A terrível morte do menino carioca João Hélio me lembrou outra morte não menos trágica. Um menino foi atropelado quando descia do ônibus em frente ao prédio da Administração do Lago Sul, em Brasília. Ia jogar futebol no campinho dos Bombeiros. Entretanto, diferente de tantas, sua morte não foi em vão.


 


A partir dela, as autoridades do trânsito passaram a exigir com rigor o uso do cinto de segurança e, sobretudo, a obrigatoriedade de os veículos pararem nas faixas de pedestres. Um avanço extraordinário, considerando a grotesca falta de educação do motorista brasileiro. Brasília, apesar de não ter um trânsito de primeiro mundo, é de longe a melhor cidade do país em matéria de obediência dos motoristas às regras básicas.


 


O pior de tudo é que o dramático desaparecimento de João Hélio é a síntese perfeita de vários outros dramas: o suplício do menino martirizado de forma brutal, o sofrimento de sua família marcada pela dor indelével de uma perda estúpida. Se possível separar as dimensões pessoais e públicas de tanto horror, o maior drama para os brasileiros é constatar a existência de uma sociedade que se deixou ficar assim.


 


Como carioca, me entristece admitir a existência de uma sociedade tão rendida à violência crescente. É chocante perceber que parte da mídia é complacente com o universo cultural da droga que permeia toda a violência no Rio de Janeiro.  


 


De modo geral, a sociedade, e em particular os poderes públicos, são omissos em relação às questões de segurança. O tema é tratado com olímpico distanciamento, manchetes de curta-duração ou por meio de factóides, como a  cobertura do que faz a inoperante Força Nacional. Tal omissão nos coloca em uma situação de descontrole e perda da tutela pública sobre várias áreas nas grandes cidades.


 


Longe de ser um mal, para quem vive nas áreas conflagradas as milícias que se organizam espontaneamente no Rio de Janeiro são uma resposta de setores mais prejudicados à incompetência pública. Usar carros blindados e contratar segurança privada também são conseqüências da degradação da segurança pública no Brasil.

Exercício proposto A
Reescreva o trecho do texto que começa em "A partir dela, as" e vai até "deixou ficar assim.", trocando "faixas de pedestres" por "faixas de travessia".
Exercício proposto B
Liste os nomes de cidades, bairros ou países mencionados no texto.
Exercício proposto C
Dê continuidade ao texto sobre a segurança pública no Brasil a partir do ponto em que ele termina.
Os itens não têm nenhum papel nesta atividade.

Dados registrados

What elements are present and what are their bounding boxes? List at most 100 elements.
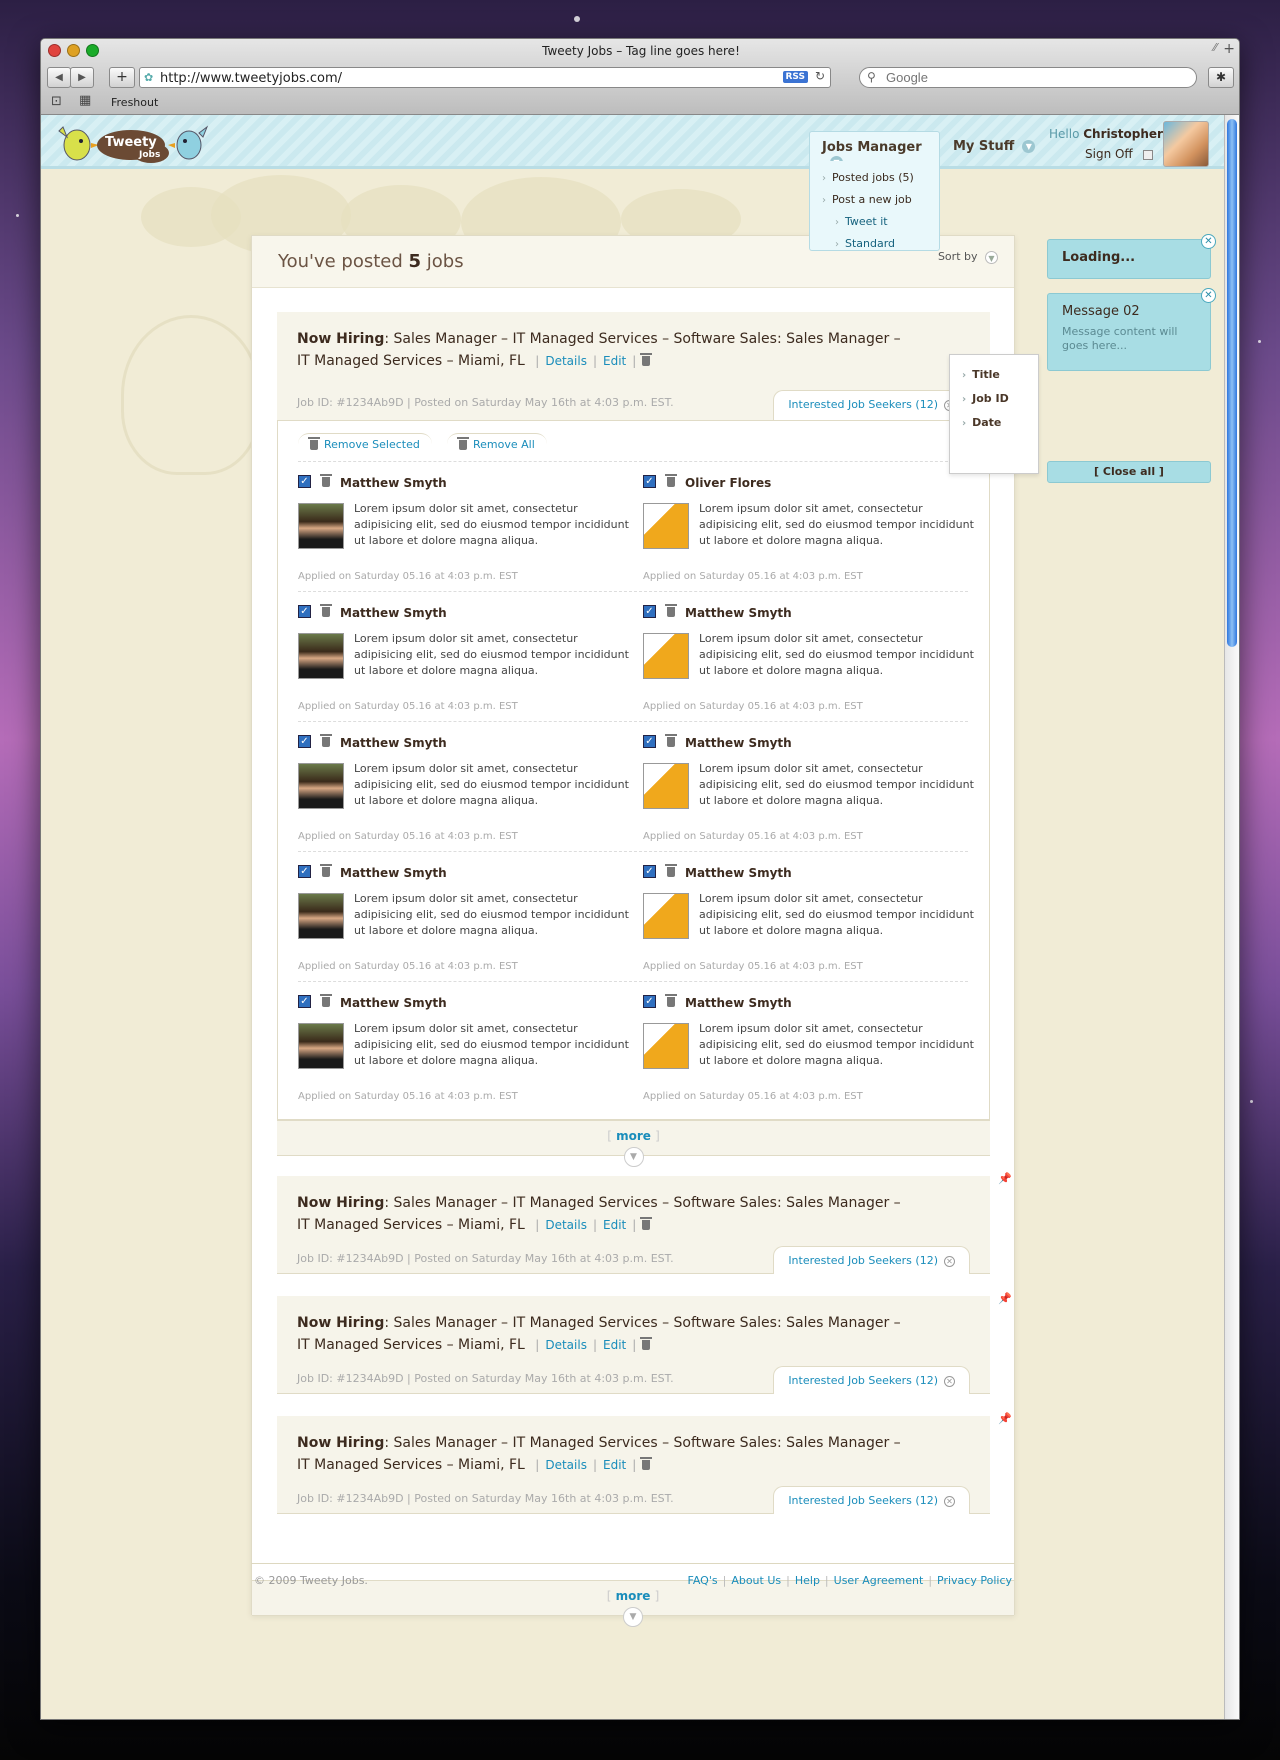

==

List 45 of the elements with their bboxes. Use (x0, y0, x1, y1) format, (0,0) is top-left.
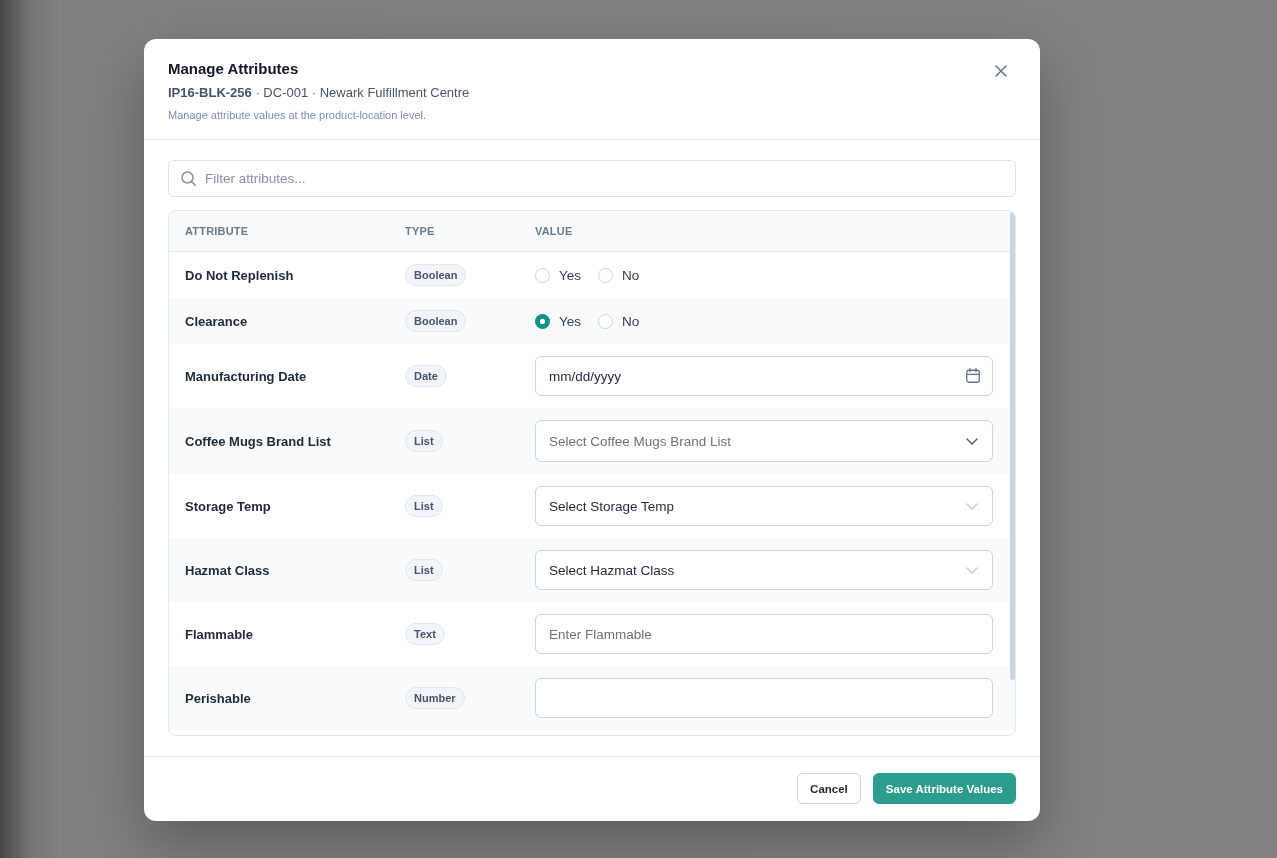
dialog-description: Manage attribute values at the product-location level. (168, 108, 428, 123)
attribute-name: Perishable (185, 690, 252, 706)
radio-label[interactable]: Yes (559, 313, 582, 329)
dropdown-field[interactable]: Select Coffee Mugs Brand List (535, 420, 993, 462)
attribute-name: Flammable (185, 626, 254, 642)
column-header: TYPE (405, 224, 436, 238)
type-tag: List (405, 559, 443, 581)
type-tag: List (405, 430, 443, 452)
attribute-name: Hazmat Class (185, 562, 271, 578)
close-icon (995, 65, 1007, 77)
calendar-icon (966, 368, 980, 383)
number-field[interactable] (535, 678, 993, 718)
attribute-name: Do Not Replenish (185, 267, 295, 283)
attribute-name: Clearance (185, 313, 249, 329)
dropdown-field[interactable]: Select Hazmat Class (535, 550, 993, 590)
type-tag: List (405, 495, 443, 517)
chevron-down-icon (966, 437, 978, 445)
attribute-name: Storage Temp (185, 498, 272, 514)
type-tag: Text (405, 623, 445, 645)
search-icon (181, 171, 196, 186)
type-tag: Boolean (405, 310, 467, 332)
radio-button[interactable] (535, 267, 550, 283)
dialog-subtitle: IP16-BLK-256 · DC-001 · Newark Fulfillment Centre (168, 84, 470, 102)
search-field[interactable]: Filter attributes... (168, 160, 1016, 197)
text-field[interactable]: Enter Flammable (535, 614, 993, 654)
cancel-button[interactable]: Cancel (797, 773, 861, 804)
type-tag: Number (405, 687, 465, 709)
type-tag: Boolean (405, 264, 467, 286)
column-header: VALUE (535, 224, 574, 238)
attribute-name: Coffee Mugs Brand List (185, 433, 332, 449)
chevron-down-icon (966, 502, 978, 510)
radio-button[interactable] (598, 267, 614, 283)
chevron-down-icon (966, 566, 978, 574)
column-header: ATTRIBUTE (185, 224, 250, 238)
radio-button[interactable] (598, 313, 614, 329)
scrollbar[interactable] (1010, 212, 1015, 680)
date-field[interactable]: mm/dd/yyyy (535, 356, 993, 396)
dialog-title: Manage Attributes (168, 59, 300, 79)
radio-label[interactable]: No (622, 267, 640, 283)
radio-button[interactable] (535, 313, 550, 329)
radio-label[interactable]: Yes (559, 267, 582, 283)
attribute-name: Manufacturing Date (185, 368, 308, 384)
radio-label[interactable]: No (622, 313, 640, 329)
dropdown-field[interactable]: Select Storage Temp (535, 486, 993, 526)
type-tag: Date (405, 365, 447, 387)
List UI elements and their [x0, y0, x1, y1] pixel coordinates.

==

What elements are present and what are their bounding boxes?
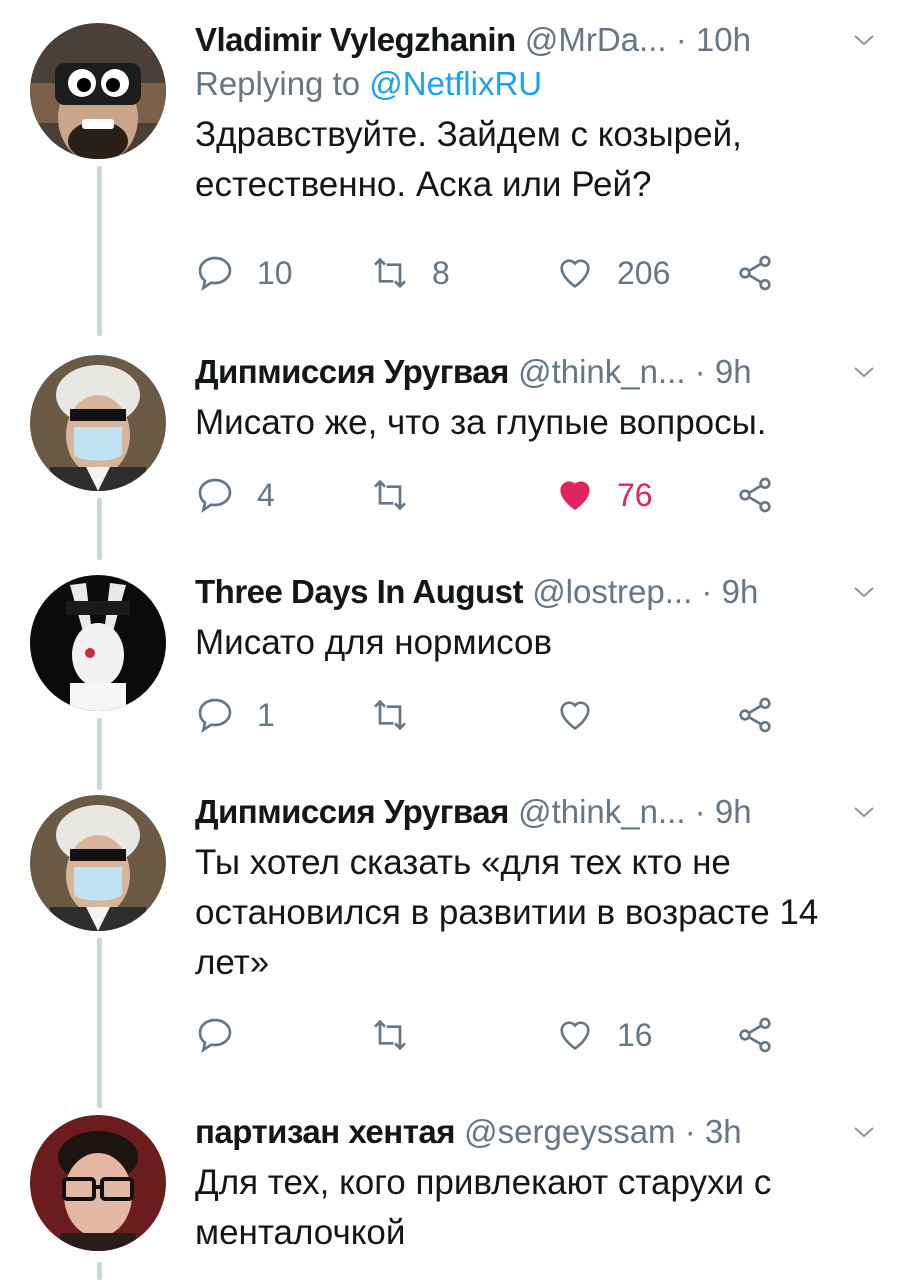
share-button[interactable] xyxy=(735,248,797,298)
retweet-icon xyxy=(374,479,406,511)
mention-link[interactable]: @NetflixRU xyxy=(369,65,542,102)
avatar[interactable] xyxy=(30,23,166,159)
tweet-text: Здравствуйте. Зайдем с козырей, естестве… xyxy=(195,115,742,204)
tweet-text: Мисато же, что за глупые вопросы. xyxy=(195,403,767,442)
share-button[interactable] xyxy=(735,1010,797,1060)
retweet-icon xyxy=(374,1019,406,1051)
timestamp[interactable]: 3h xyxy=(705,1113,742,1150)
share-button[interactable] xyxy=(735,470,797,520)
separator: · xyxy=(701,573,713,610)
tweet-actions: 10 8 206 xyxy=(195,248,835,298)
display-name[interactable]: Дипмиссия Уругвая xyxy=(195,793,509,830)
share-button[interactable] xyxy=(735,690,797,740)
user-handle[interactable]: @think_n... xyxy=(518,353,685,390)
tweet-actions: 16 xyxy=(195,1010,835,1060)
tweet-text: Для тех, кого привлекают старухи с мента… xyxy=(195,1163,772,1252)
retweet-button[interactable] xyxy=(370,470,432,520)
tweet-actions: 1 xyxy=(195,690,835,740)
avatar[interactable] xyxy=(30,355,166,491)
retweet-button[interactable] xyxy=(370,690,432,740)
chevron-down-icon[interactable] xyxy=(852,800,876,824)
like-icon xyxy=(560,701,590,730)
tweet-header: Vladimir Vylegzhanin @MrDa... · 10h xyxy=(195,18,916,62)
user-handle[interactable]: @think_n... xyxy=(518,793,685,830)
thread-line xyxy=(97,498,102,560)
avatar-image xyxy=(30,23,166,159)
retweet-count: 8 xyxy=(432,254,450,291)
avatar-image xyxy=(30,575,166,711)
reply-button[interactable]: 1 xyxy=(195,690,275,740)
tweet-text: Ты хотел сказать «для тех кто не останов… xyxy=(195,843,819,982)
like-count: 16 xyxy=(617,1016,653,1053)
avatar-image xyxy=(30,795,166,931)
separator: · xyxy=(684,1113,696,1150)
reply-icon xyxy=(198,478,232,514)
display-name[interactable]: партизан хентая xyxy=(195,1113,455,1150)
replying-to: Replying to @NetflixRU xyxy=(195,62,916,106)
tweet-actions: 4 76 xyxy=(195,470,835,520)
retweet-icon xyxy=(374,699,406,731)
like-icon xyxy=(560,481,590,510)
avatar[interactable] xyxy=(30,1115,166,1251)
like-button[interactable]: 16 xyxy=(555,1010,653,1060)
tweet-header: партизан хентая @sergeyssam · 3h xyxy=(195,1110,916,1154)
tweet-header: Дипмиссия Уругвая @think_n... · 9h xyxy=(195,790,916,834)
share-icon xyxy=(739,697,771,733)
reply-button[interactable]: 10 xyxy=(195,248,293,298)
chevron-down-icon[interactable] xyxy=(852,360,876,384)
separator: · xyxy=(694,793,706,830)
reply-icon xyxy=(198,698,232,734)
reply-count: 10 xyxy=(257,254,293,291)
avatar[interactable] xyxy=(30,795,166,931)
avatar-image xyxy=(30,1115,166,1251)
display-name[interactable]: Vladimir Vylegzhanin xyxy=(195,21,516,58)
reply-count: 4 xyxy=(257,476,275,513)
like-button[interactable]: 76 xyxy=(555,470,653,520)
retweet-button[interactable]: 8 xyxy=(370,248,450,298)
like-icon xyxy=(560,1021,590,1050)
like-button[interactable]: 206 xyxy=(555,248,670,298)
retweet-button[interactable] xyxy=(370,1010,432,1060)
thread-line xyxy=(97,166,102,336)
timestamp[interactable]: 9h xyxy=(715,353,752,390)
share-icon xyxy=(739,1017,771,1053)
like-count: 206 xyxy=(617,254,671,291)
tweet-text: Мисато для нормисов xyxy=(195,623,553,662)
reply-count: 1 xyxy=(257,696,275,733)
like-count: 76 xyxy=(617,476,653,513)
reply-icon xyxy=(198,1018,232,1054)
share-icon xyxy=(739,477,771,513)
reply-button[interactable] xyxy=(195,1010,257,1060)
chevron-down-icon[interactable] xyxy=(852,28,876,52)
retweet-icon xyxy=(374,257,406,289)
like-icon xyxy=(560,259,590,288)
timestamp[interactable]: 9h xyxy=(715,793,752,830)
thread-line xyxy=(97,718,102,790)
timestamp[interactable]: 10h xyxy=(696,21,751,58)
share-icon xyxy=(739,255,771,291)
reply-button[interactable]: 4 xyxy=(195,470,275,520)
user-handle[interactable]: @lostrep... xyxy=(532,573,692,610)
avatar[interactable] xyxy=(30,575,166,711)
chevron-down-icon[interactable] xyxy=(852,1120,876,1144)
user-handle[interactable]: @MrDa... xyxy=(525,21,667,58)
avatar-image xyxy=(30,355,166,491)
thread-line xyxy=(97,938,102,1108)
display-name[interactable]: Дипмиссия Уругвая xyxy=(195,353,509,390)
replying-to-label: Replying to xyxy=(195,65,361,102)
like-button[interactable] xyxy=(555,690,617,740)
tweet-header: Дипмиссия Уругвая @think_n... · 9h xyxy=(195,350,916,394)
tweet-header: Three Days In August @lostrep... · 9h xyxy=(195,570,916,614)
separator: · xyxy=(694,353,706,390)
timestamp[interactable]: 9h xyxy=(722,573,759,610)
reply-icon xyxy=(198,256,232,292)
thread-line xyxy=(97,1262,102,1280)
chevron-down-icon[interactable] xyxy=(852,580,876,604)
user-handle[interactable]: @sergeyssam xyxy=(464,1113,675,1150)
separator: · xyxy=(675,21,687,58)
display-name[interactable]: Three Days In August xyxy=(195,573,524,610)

Resultado A
A partir dela, as autoridades do trânsito passaram a exigir com rigor o uso do cinto de segurança e, sobretudo, a obrigatoriedade de os veículos pararem nas faixas de travessia. Um avanço extraordinário, considerando a grotesca falta de educação do motorista brasileiro. Brasília, apesar de não ter um trânsito de primeiro mundo, é de longe a melhor cidade do país em matéria de obediência dos motoristas às regras básicas.


 


O pior de tudo é que o dramático desaparecimento de João Hélio é a síntese perfeita de vários outros dramas: o suplício do menino martirizado de forma brutal, o sofrimento de sua família marcada pela dor indelével de uma perda estúpida. Se possível separar as dimensões pessoais e públicas de tanto horror, o maior drama para os brasileiros é constatar a existência de uma sociedade que se deixou ficar assim.

Resultado B
Lago Sul, Brasília, Rio de Janeiro, Brasil

Resultado C
Em artigo de fim de semana, Ferreira Gullar indagou se a pobreza era a raiz da violência. A pobreza, sem dúvida, causa violência. Mas, o que a estimula e consolida é a cultura. Há muitos anos o Rio de Janeiro é a síntese da cultura da violência alimentada pela corrupção endêmica do estado e a vista grossa das elites aliada à incúria dos poderes públicos.


 


Para muitos, não tem nada demais consumir um pouquinho de cocaína.  Sendo a inserção light no mundo do crime socialmente aceita e existindo um ambiente de desmoralização dos poderes públicos, configura-se o círculo vicioso da violência.  A falta de oportunidades para os pobres serve de desculpa social para a violência. Se pobreza fosse motor do crime, o mais pobre dos estados brasileiros teria elevadíssimos índices de criminalidade.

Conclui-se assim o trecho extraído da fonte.